_To do:_ Lines containing the word "安徽中建世纪兴房地产土地评估有限公司" are the ones to copy from the records below.

_Working data:_
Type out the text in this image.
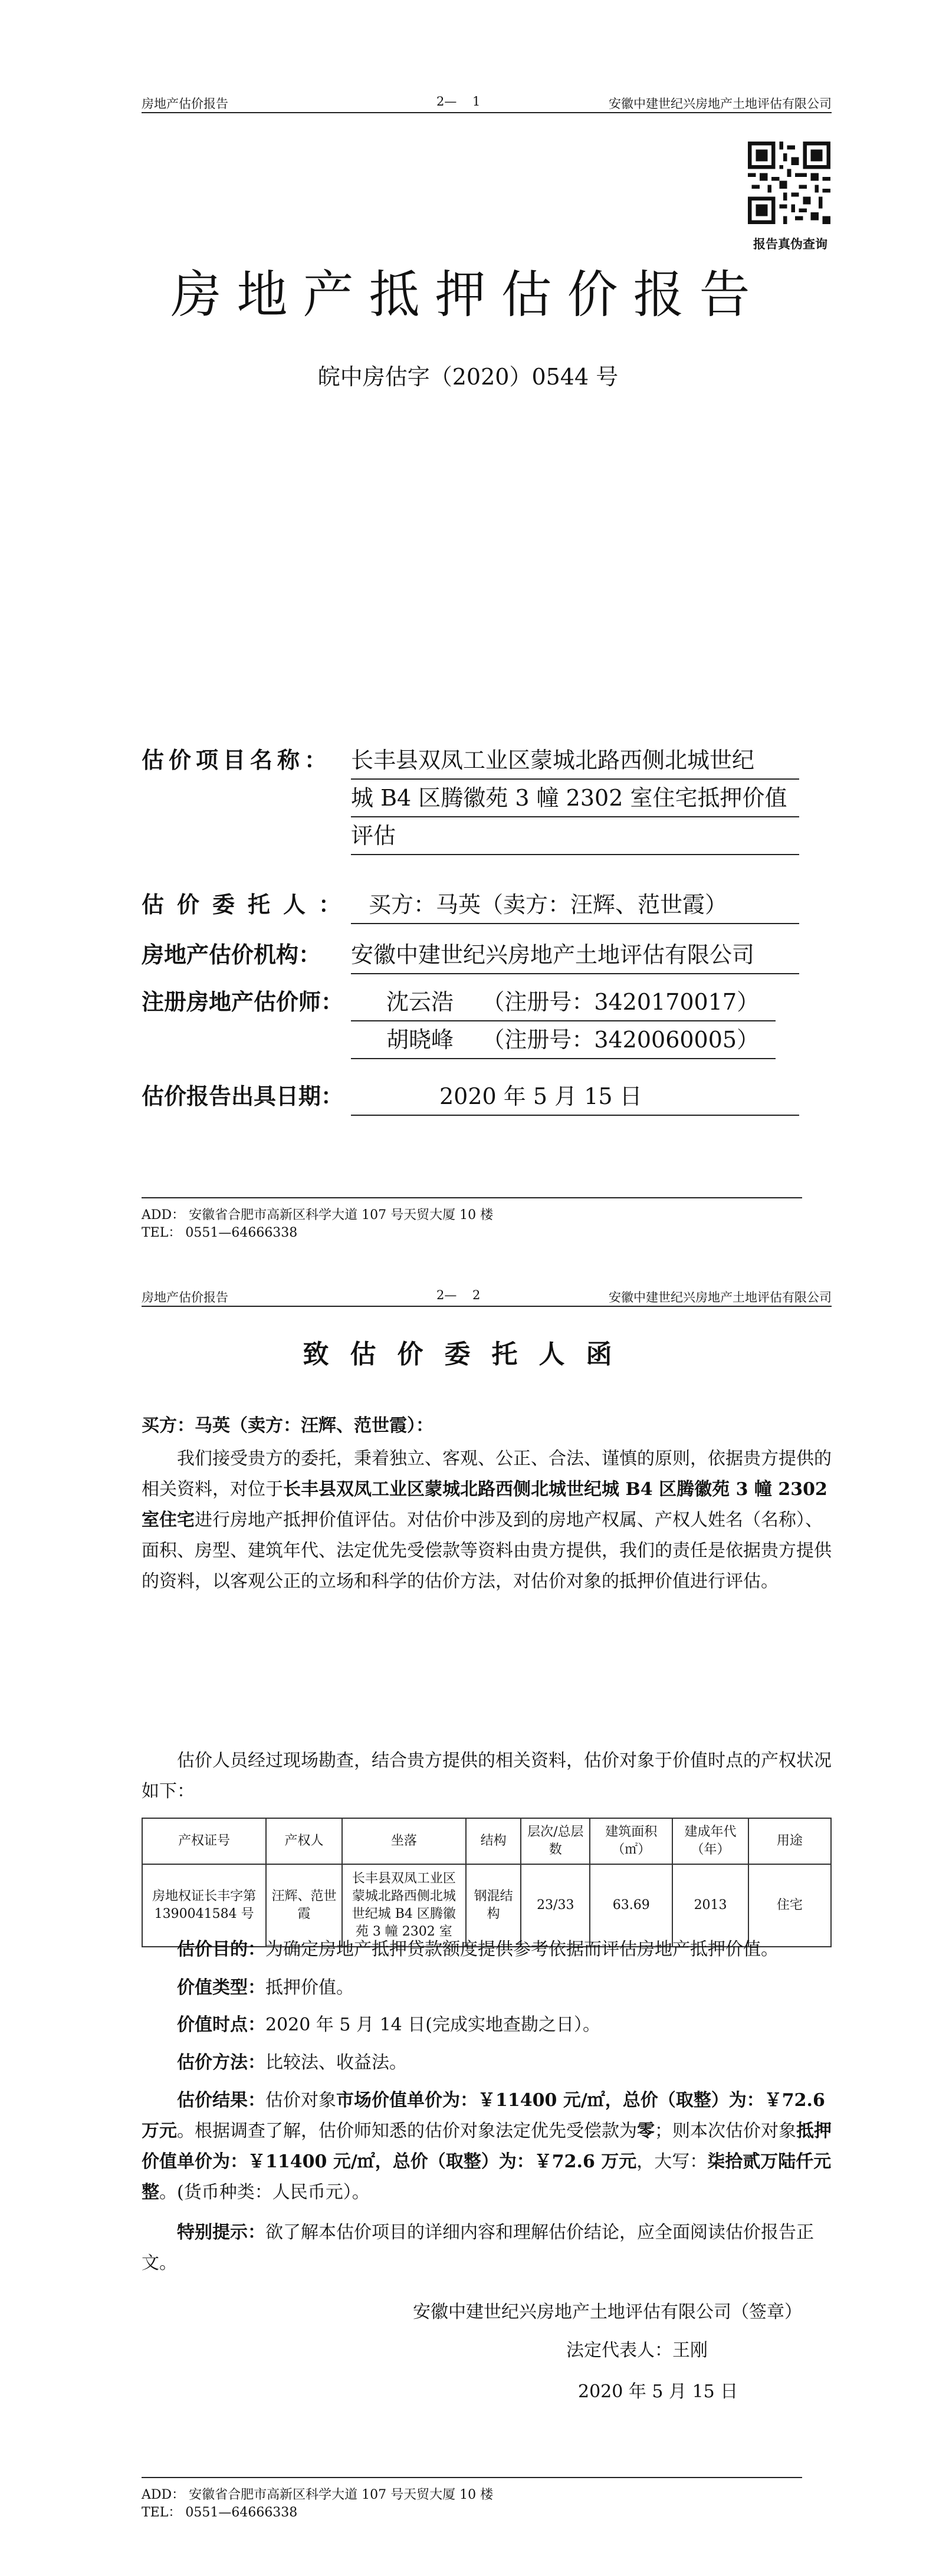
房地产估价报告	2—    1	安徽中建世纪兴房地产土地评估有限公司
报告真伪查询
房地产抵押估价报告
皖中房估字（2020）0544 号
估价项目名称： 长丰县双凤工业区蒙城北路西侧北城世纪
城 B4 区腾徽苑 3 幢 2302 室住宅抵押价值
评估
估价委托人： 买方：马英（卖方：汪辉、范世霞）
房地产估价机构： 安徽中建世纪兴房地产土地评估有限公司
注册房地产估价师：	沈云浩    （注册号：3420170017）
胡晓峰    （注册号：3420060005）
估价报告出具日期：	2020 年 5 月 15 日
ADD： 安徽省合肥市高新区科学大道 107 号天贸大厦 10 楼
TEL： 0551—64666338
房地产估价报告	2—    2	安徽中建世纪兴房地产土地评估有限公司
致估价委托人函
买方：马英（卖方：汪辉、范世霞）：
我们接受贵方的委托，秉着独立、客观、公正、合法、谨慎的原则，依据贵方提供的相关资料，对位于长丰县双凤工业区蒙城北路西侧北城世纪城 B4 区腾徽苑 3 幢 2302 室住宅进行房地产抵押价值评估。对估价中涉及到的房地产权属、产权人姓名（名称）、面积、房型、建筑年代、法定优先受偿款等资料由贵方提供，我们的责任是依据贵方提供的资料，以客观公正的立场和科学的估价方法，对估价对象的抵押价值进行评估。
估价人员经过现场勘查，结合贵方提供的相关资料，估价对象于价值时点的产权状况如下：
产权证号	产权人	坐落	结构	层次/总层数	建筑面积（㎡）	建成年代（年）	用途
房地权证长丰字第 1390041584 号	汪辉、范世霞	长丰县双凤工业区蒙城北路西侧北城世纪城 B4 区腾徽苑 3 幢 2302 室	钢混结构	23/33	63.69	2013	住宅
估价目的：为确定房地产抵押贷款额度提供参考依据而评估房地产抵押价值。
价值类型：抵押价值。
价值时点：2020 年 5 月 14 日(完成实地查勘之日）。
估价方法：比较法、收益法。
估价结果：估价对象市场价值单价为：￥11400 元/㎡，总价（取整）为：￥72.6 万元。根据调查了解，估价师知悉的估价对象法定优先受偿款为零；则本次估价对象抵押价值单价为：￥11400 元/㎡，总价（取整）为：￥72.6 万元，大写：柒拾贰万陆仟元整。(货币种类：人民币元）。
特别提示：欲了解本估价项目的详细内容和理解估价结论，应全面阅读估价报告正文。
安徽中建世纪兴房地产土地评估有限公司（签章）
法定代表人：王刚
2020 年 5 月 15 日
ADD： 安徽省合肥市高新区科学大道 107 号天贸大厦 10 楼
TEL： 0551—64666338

* * *

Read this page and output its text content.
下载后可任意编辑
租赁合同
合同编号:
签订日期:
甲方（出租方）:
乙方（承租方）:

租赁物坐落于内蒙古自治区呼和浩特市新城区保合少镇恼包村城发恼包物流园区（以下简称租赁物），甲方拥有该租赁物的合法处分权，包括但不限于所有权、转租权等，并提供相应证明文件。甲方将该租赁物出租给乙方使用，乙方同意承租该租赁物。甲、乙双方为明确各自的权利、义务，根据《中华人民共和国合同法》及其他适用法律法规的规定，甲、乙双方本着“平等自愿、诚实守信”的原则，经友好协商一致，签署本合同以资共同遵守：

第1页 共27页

_Task result:_
房地产估价报告	2—    1	安徽中建世纪兴房地产土地评估有限公司
房地产估价机构： 安徽中建世纪兴房地产土地评估有限公司
房地产估价报告	2—    2	安徽中建世纪兴房地产土地评估有限公司
安徽中建世纪兴房地产土地评估有限公司（签章）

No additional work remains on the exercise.